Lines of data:
• • •

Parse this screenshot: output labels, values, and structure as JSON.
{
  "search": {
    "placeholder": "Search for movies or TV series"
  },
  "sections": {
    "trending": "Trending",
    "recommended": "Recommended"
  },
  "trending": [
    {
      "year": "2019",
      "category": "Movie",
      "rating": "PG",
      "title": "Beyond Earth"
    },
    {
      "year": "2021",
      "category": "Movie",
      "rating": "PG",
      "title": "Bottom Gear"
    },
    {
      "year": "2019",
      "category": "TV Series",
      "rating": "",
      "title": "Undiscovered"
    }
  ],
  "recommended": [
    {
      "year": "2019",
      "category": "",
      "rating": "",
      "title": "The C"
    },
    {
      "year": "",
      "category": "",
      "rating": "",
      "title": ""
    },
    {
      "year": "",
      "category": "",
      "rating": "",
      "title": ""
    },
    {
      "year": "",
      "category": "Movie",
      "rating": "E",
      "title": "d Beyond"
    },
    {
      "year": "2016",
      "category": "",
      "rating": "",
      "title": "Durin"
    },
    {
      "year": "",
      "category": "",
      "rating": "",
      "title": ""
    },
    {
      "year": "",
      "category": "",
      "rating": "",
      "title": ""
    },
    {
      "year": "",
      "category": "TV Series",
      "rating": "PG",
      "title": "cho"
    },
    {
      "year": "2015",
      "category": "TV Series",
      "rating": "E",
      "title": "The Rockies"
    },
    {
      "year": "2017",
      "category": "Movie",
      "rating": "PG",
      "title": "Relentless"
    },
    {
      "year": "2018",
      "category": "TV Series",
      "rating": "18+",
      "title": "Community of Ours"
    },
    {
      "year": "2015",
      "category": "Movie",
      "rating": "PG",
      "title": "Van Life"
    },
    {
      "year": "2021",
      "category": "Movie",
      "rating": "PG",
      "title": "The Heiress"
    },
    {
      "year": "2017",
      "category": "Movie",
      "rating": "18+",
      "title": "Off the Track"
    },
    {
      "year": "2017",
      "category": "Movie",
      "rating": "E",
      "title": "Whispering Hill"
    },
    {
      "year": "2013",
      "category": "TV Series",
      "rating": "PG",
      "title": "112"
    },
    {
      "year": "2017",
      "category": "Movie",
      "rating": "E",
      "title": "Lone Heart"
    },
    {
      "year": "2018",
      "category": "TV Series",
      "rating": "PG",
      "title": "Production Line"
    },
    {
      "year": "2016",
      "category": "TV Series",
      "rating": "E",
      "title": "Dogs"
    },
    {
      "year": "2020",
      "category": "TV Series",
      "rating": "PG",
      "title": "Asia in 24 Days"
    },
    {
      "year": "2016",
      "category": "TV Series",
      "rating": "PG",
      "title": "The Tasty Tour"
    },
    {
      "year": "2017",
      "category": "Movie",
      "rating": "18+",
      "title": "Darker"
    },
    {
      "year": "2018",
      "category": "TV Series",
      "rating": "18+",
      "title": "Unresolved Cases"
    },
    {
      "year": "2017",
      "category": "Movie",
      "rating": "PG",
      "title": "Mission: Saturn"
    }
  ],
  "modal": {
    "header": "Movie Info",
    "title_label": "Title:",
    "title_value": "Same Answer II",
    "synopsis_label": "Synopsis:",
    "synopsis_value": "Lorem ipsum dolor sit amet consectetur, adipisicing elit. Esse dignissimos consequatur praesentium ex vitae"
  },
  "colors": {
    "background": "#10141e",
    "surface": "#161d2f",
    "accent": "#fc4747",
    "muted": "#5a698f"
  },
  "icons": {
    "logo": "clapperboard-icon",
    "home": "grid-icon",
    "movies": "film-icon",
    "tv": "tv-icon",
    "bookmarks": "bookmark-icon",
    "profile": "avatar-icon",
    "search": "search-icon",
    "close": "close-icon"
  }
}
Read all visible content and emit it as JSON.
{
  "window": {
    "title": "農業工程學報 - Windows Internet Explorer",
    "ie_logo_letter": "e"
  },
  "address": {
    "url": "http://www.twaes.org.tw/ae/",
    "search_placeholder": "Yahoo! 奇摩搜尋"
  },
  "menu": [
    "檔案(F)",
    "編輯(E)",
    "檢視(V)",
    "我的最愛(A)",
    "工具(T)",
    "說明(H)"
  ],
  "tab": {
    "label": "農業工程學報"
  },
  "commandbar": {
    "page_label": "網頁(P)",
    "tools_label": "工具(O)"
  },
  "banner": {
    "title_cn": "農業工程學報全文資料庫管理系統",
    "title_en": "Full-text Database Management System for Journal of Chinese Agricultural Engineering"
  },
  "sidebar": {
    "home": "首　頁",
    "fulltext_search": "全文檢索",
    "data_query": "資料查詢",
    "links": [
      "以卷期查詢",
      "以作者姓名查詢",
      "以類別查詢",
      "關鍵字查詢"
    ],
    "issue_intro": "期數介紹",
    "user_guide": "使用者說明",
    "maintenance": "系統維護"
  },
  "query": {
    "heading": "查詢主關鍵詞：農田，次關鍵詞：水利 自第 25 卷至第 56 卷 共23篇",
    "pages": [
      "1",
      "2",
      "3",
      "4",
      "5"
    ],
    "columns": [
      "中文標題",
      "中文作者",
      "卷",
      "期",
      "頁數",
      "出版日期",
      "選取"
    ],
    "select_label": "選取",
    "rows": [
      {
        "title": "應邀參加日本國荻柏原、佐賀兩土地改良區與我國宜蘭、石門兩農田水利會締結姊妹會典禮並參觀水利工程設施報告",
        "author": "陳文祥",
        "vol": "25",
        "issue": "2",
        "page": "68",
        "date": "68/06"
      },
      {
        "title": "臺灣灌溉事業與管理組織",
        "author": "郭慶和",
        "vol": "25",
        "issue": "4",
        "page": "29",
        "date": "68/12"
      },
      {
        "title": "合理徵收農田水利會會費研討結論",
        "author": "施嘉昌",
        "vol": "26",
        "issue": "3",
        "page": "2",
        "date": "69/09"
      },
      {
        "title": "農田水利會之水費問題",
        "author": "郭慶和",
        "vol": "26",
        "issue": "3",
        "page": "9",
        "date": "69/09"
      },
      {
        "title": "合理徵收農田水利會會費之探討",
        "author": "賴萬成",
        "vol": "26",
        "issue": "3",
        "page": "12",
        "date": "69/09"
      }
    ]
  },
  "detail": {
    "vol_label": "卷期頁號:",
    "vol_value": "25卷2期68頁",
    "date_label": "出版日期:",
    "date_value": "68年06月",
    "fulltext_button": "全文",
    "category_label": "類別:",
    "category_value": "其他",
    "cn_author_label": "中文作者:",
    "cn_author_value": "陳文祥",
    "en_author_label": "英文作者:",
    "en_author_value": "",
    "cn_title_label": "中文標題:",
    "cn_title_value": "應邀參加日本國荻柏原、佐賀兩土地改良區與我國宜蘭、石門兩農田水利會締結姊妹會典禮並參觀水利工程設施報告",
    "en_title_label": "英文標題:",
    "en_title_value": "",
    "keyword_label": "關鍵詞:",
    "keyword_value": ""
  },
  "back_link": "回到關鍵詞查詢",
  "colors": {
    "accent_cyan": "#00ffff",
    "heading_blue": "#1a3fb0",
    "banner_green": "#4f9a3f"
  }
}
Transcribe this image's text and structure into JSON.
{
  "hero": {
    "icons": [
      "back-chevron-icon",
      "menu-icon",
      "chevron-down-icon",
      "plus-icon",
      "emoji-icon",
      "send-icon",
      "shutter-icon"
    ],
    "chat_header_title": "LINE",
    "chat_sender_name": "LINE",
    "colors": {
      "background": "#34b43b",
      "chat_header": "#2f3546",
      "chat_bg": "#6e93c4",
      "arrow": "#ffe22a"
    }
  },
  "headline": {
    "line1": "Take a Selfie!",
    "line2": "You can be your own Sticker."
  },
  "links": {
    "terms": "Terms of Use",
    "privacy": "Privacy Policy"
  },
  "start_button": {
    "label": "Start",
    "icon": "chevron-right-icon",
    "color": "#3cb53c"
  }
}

• • •

Exactly reproduce all of the entries above.

● WRITTEN SOLUTION
Parse this screenshot: output labels, values, and structure as JSON.
{
  "search": {
    "placeholder": "Search for movies or TV series"
  },
  "sections": {
    "trending": "Trending",
    "recommended": "Recommended"
  },
  "trending": [
    {
      "year": "2019",
      "category": "Movie",
      "rating": "PG",
      "title": "Beyond Earth"
    },
    {
      "year": "2021",
      "category": "Movie",
      "rating": "PG",
      "title": "Bottom Gear"
    },
    {
      "year": "2019",
      "category": "TV Series",
      "rating": "",
      "title": "Undiscovered"
    }
  ],
  "recommended": [
    {
      "year": "2019",
      "category": "",
      "rating": "",
      "title": "The C"
    },
    {
      "year": "",
      "category": "",
      "rating": "",
      "title": ""
    },
    {
      "year": "",
      "category": "",
      "rating": "",
      "title": ""
    },
    {
      "year": "",
      "category": "Movie",
      "rating": "E",
      "title": "d Beyond"
    },
    {
      "year": "2016",
      "category": "",
      "rating": "",
      "title": "Durin"
    },
    {
      "year": "",
      "category": "",
      "rating": "",
      "title": ""
    },
    {
      "year": "",
      "category": "",
      "rating": "",
      "title": ""
    },
    {
      "year": "",
      "category": "TV Series",
      "rating": "PG",
      "title": "cho"
    },
    {
      "year": "2015",
      "category": "TV Series",
      "rating": "E",
      "title": "The Rockies"
    },
    {
      "year": "2017",
      "category": "Movie",
      "rating": "PG",
      "title": "Relentless"
    },
    {
      "year": "2018",
      "category": "TV Series",
      "rating": "18+",
      "title": "Community of Ours"
    },
    {
      "year": "2015",
      "category": "Movie",
      "rating": "PG",
      "title": "Van Life"
    },
    {
      "year": "2021",
      "category": "Movie",
      "rating": "PG",
      "title": "The Heiress"
    },
    {
      "year": "2017",
      "category": "Movie",
      "rating": "18+",
      "title": "Off the Track"
    },
    {
      "year": "2017",
      "category": "Movie",
      "rating": "E",
      "title": "Whispering Hill"
    },
    {
      "year": "2013",
      "category": "TV Series",
      "rating": "PG",
      "title": "112"
    },
    {
      "year": "2017",
      "category": "Movie",
      "rating": "E",
      "title": "Lone Heart"
    },
    {
      "year": "2018",
      "category": "TV Series",
      "rating": "PG",
      "title": "Production Line"
    },
    {
      "year": "2016",
      "category": "TV Series",
      "rating": "E",
      "title": "Dogs"
    },
    {
      "year": "2020",
      "category": "TV Series",
      "rating": "PG",
      "title": "Asia in 24 Days"
    },
    {
      "year": "2016",
      "category": "TV Series",
      "rating": "PG",
      "title": "The Tasty Tour"
    },
    {
      "year": "2017",
      "category": "Movie",
      "rating": "18+",
      "title": "Darker"
    },
    {
      "year": "2018",
      "category": "TV Series",
      "rating": "18+",
      "title": "Unresolved Cases"
    },
    {
      "year": "2017",
      "category": "Movie",
      "rating": "PG",
      "title": "Mission: Saturn"
    }
  ],
  "modal": {
    "header": "Movie Info",
    "title_label": "Title:",
    "title_value": "Same Answer II",
    "synopsis_label": "Synopsis:",
    "synopsis_value": "Lorem ipsum dolor sit amet consectetur, adipisicing elit. Esse dignissimos consequatur praesentium ex vitae"
  },
  "colors": {
    "background": "#10141e",
    "surface": "#161d2f",
    "accent": "#fc4747",
    "muted": "#5a698f"
  },
  "icons": {
    "logo": "clapperboard-icon",
    "home": "grid-icon",
    "movies": "film-icon",
    "tv": "tv-icon",
    "bookmarks": "bookmark-icon",
    "profile": "avatar-icon",
    "search": "search-icon",
    "close": "close-icon"
  }
}
Read all visible content and emit it as JSON.
{
  "window": {
    "title": "農業工程學報 - Windows Internet Explorer",
    "ie_logo_letter": "e"
  },
  "address": {
    "url": "http://www.twaes.org.tw/ae/",
    "search_placeholder": "Yahoo! 奇摩搜尋"
  },
  "menu": [
    "檔案(F)",
    "編輯(E)",
    "檢視(V)",
    "我的最愛(A)",
    "工具(T)",
    "說明(H)"
  ],
  "tab": {
    "label": "農業工程學報"
  },
  "commandbar": {
    "page_label": "網頁(P)",
    "tools_label": "工具(O)"
  },
  "banner": {
    "title_cn": "農業工程學報全文資料庫管理系統",
    "title_en": "Full-text Database Management System for Journal of Chinese Agricultural Engineering"
  },
  "sidebar": {
    "home": "首　頁",
    "fulltext_search": "全文檢索",
    "data_query": "資料查詢",
    "links": [
      "以卷期查詢",
      "以作者姓名查詢",
      "以類別查詢",
      "關鍵字查詢"
    ],
    "issue_intro": "期數介紹",
    "user_guide": "使用者說明",
    "maintenance": "系統維護"
  },
  "query": {
    "heading": "查詢主關鍵詞：農田，次關鍵詞：水利 自第 25 卷至第 56 卷 共23篇",
    "pages": [
      "1",
      "2",
      "3",
      "4",
      "5"
    ],
    "columns": [
      "中文標題",
      "中文作者",
      "卷",
      "期",
      "頁數",
      "出版日期",
      "選取"
    ],
    "select_label": "選取",
    "rows": [
      {
        "title": "應邀參加日本國荻柏原、佐賀兩土地改良區與我國宜蘭、石門兩農田水利會締結姊妹會典禮並參觀水利工程設施報告",
        "author": "陳文祥",
        "vol": "25",
        "issue": "2",
        "page": "68",
        "date": "68/06"
      },
      {
        "title": "臺灣灌溉事業與管理組織",
        "author": "郭慶和",
        "vol": "25",
        "issue": "4",
        "page": "29",
        "date": "68/12"
      },
      {
        "title": "合理徵收農田水利會會費研討結論",
        "author": "施嘉昌",
        "vol": "26",
        "issue": "3",
        "page": "2",
        "date": "69/09"
      },
      {
        "title": "農田水利會之水費問題",
        "author": "郭慶和",
        "vol": "26",
        "issue": "3",
        "page": "9",
        "date": "69/09"
      },
      {
        "title": "合理徵收農田水利會會費之探討",
        "author": "賴萬成",
        "vol": "26",
        "issue": "3",
        "page": "12",
        "date": "69/09"
      }
    ]
  },
  "detail": {
    "vol_label": "卷期頁號:",
    "vol_value": "25卷2期68頁",
    "date_label": "出版日期:",
    "date_value": "68年06月",
    "fulltext_button": "全文",
    "category_label": "類別:",
    "category_value": "其他",
    "cn_author_label": "中文作者:",
    "cn_author_value": "陳文祥",
    "en_author_label": "英文作者:",
    "en_author_value": "",
    "cn_title_label": "中文標題:",
    "cn_title_value": "應邀參加日本國荻柏原、佐賀兩土地改良區與我國宜蘭、石門兩農田水利會締結姊妹會典禮並參觀水利工程設施報告",
    "en_title_label": "英文標題:",
    "en_title_value": "",
    "keyword_label": "關鍵詞:",
    "keyword_value": ""
  },
  "back_link": "回到關鍵詞查詢",
  "colors": {
    "accent_cyan": "#00ffff",
    "heading_blue": "#1a3fb0",
    "banner_green": "#4f9a3f"
  }
}
Transcribe this image's text and structure into JSON.
{
  "hero": {
    "icons": [
      "back-chevron-icon",
      "menu-icon",
      "chevron-down-icon",
      "plus-icon",
      "emoji-icon",
      "send-icon",
      "shutter-icon"
    ],
    "chat_header_title": "LINE",
    "chat_sender_name": "LINE",
    "colors": {
      "background": "#34b43b",
      "chat_header": "#2f3546",
      "chat_bg": "#6e93c4",
      "arrow": "#ffe22a"
    }
  },
  "headline": {
    "line1": "Take a Selfie!",
    "line2": "You can be your own Sticker."
  },
  "links": {
    "terms": "Terms of Use",
    "privacy": "Privacy Policy"
  },
  "start_button": {
    "label": "Start",
    "icon": "chevron-right-icon",
    "color": "#3cb53c"
  }
}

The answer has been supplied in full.